(Exercise instructions)
Extract the records in full, leaving every picture out.

[Recorded data]
[Begin]
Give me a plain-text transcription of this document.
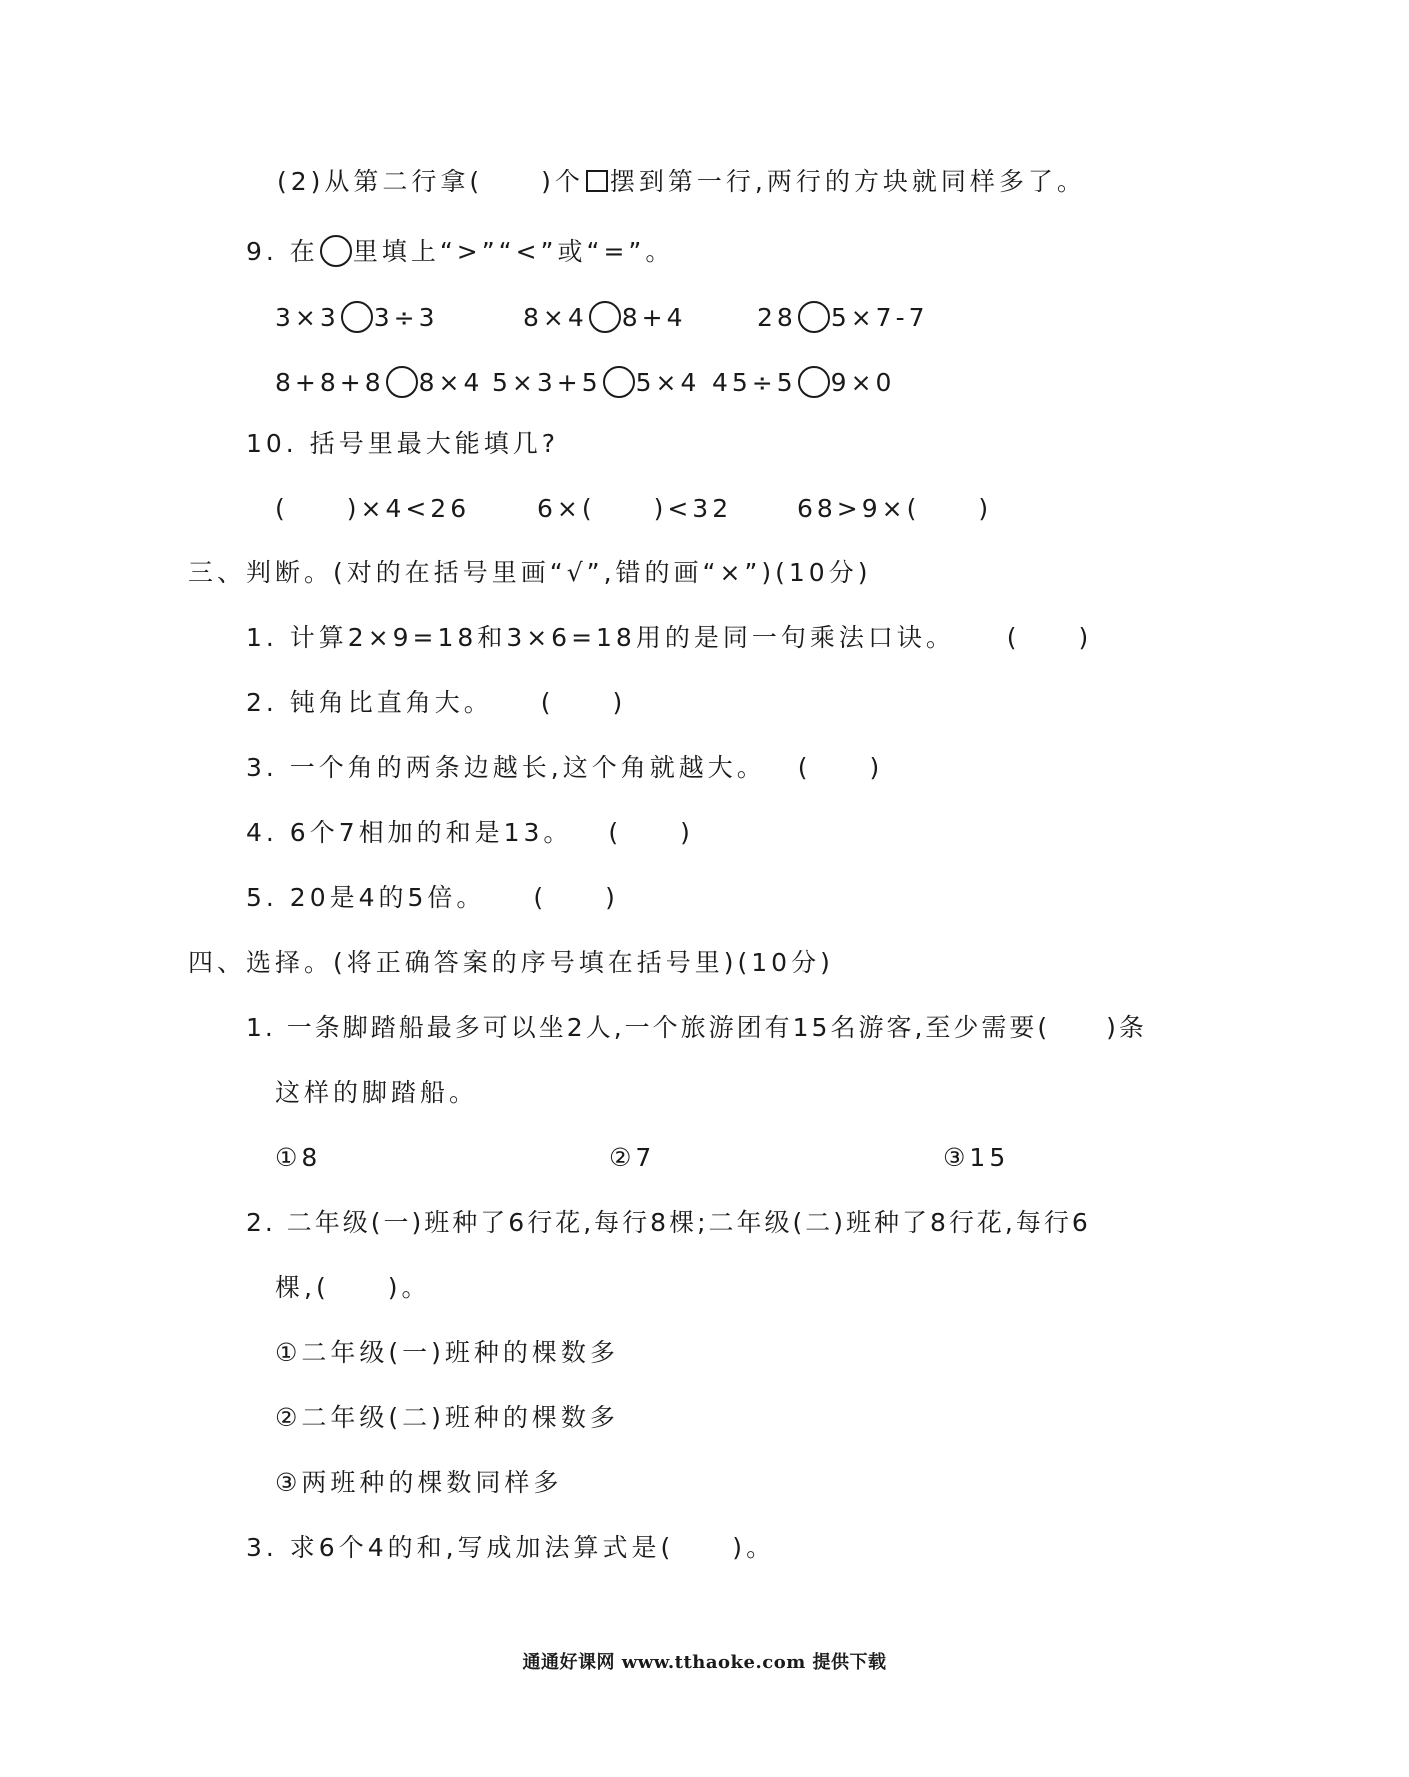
(2)从第二行拿(　　)个 摆到第一行,两行的方块就同样多了。
9. 在 里填上“>”“<”或“=”。
3×3 3÷3	8×4 8+4	28 5×7-7
8+8+8 8×4 5×3+5 5×4 45÷5 9×0
10. 括号里最大能填几?
(　　)×4<26	6×(　　)<32	68>9×(　　)
三、判断。(对的在括号里画“√”,错的画“×”)(10分)
1. 计算2×9=18和3×6=18用的是同一句乘法口诀。 (　　)
2. 钝角比直角大。 (　　)
3. 一个角的两条边越长,这个角就越大。 (　　)
4. 6个7相加的和是13。 (　　)
5. 20是4的5倍。 (　　)
四、选择。(将正确答案的序号填在括号里)(10分)
1. 一条脚踏船最多可以坐2人,一个旅游团有15名游客,至少需要(　　)条
这样的脚踏船。
①8	②7	③15
2. 二年级(一)班种了6行花,每行8棵;二年级(二)班种了8行花,每行6
棵,(　　)。
①二年级(一)班种的棵数多
②二年级(二)班种的棵数多
③两班种的棵数同样多
3. 求6个4的和,写成加法算式是(　　)。
通通好课网 www.tthaoke.com 提供下载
[End]
(Written solution)
Give me a plain-text transcription of this document.
(2)从第二行拿(　　)个 摆到第一行,两行的方块就同样多了。
9. 在 里填上“>”“<”或“=”。
3×3 3÷3	8×4 8+4	28 5×7-7
8+8+8 8×4 5×3+5 5×4 45÷5 9×0
10. 括号里最大能填几?
(　　)×4<26	6×(　　)<32	68>9×(　　)
三、判断。(对的在括号里画“√”,错的画“×”)(10分)
1. 计算2×9=18和3×6=18用的是同一句乘法口诀。 (　　)
2. 钝角比直角大。 (　　)
3. 一个角的两条边越长,这个角就越大。 (　　)
4. 6个7相加的和是13。 (　　)
5. 20是4的5倍。 (　　)
四、选择。(将正确答案的序号填在括号里)(10分)
1. 一条脚踏船最多可以坐2人,一个旅游团有15名游客,至少需要(　　)条
这样的脚踏船。
①8	②7	③15
2. 二年级(一)班种了6行花,每行8棵;二年级(二)班种了8行花,每行6
棵,(　　)。
①二年级(一)班种的棵数多
②二年级(二)班种的棵数多
③两班种的棵数同样多
3. 求6个4的和,写成加法算式是(　　)。
通通好课网 www.tthaoke.com 提供下载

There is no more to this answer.